__EXERCISE AIM__
Provide the data again in its entirety, exactly as given.

__Extracts from a graphics dataset__
# # # # #

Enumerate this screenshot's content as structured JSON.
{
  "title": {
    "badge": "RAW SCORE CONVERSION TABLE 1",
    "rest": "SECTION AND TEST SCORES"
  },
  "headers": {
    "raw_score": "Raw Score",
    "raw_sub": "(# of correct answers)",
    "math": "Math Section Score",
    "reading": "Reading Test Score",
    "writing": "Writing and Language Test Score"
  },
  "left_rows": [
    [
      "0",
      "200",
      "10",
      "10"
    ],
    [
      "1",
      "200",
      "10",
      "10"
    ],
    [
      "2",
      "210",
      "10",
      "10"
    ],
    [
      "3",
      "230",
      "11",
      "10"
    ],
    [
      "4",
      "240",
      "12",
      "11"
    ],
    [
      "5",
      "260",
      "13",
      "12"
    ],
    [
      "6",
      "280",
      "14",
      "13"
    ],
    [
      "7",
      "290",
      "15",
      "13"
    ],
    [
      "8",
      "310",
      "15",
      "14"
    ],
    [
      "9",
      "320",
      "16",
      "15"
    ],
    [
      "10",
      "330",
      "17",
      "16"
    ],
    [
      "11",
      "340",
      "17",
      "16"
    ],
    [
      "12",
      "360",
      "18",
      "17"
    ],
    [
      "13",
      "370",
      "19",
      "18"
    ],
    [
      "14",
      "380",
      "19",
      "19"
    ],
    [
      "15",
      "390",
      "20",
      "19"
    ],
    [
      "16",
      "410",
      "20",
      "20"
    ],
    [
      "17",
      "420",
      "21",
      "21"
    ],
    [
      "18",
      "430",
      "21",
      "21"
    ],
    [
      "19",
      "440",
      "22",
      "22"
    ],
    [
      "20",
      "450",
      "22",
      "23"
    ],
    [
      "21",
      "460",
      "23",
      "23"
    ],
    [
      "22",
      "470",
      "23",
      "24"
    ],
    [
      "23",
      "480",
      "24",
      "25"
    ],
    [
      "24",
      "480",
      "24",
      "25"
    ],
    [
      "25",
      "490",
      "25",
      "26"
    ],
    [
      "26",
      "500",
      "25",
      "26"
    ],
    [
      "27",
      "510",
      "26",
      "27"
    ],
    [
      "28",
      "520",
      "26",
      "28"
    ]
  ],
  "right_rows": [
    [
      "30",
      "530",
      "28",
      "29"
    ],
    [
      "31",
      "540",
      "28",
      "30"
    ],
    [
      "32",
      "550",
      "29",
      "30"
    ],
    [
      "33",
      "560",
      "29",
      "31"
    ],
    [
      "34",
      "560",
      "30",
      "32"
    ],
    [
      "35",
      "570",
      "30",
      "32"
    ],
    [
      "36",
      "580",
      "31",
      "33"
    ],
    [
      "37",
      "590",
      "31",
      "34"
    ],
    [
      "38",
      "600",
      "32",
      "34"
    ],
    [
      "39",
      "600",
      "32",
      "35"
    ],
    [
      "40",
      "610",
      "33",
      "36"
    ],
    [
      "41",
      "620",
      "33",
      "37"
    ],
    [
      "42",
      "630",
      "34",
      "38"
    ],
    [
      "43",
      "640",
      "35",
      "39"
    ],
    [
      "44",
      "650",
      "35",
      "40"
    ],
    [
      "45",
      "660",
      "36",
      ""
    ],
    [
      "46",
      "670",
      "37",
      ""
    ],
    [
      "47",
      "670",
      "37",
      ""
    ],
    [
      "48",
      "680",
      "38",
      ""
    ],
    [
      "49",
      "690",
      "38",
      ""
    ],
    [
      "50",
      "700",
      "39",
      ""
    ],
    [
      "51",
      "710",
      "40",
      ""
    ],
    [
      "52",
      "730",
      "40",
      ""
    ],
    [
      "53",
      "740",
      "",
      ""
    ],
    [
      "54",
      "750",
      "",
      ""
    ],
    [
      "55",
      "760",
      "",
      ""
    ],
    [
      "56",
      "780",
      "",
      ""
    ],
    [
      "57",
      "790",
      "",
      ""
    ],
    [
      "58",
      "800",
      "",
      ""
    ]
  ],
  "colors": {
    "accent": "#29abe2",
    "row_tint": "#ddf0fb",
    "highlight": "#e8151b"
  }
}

# # # # #

__SOLVED EXERCISE__
Enumerate this screenshot's content as structured JSON.
{
  "title": {
    "badge": "RAW SCORE CONVERSION TABLE 1",
    "rest": "SECTION AND TEST SCORES"
  },
  "headers": {
    "raw_score": "Raw Score",
    "raw_sub": "(# of correct answers)",
    "math": "Math Section Score",
    "reading": "Reading Test Score",
    "writing": "Writing and Language Test Score"
  },
  "left_rows": [
    [
      "0",
      "200",
      "10",
      "10"
    ],
    [
      "1",
      "200",
      "10",
      "10"
    ],
    [
      "2",
      "210",
      "10",
      "10"
    ],
    [
      "3",
      "230",
      "11",
      "10"
    ],
    [
      "4",
      "240",
      "12",
      "11"
    ],
    [
      "5",
      "260",
      "13",
      "12"
    ],
    [
      "6",
      "280",
      "14",
      "13"
    ],
    [
      "7",
      "290",
      "15",
      "13"
    ],
    [
      "8",
      "310",
      "15",
      "14"
    ],
    [
      "9",
      "320",
      "16",
      "15"
    ],
    [
      "10",
      "330",
      "17",
      "16"
    ],
    [
      "11",
      "340",
      "17",
      "16"
    ],
    [
      "12",
      "360",
      "18",
      "17"
    ],
    [
      "13",
      "370",
      "19",
      "18"
    ],
    [
      "14",
      "380",
      "19",
      "19"
    ],
    [
      "15",
      "390",
      "20",
      "19"
    ],
    [
      "16",
      "410",
      "20",
      "20"
    ],
    [
      "17",
      "420",
      "21",
      "21"
    ],
    [
      "18",
      "430",
      "21",
      "21"
    ],
    [
      "19",
      "440",
      "22",
      "22"
    ],
    [
      "20",
      "450",
      "22",
      "23"
    ],
    [
      "21",
      "460",
      "23",
      "23"
    ],
    [
      "22",
      "470",
      "23",
      "24"
    ],
    [
      "23",
      "480",
      "24",
      "25"
    ],
    [
      "24",
      "480",
      "24",
      "25"
    ],
    [
      "25",
      "490",
      "25",
      "26"
    ],
    [
      "26",
      "500",
      "25",
      "26"
    ],
    [
      "27",
      "510",
      "26",
      "27"
    ],
    [
      "28",
      "520",
      "26",
      "28"
    ]
  ],
  "right_rows": [
    [
      "30",
      "530",
      "28",
      "29"
    ],
    [
      "31",
      "540",
      "28",
      "30"
    ],
    [
      "32",
      "550",
      "29",
      "30"
    ],
    [
      "33",
      "560",
      "29",
      "31"
    ],
    [
      "34",
      "560",
      "30",
      "32"
    ],
    [
      "35",
      "570",
      "30",
      "32"
    ],
    [
      "36",
      "580",
      "31",
      "33"
    ],
    [
      "37",
      "590",
      "31",
      "34"
    ],
    [
      "38",
      "600",
      "32",
      "34"
    ],
    [
      "39",
      "600",
      "32",
      "35"
    ],
    [
      "40",
      "610",
      "33",
      "36"
    ],
    [
      "41",
      "620",
      "33",
      "37"
    ],
    [
      "42",
      "630",
      "34",
      "38"
    ],
    [
      "43",
      "640",
      "35",
      "39"
    ],
    [
      "44",
      "650",
      "35",
      "40"
    ],
    [
      "45",
      "660",
      "36",
      ""
    ],
    [
      "46",
      "670",
      "37",
      ""
    ],
    [
      "47",
      "670",
      "37",
      ""
    ],
    [
      "48",
      "680",
      "38",
      ""
    ],
    [
      "49",
      "690",
      "38",
      ""
    ],
    [
      "50",
      "700",
      "39",
      ""
    ],
    [
      "51",
      "710",
      "40",
      ""
    ],
    [
      "52",
      "730",
      "40",
      ""
    ],
    [
      "53",
      "740",
      "",
      ""
    ],
    [
      "54",
      "750",
      "",
      ""
    ],
    [
      "55",
      "760",
      "",
      ""
    ],
    [
      "56",
      "780",
      "",
      ""
    ],
    [
      "57",
      "790",
      "",
      ""
    ],
    [
      "58",
      "800",
      "",
      ""
    ]
  ],
  "colors": {
    "accent": "#29abe2",
    "row_tint": "#ddf0fb",
    "highlight": "#e8151b"
  }
}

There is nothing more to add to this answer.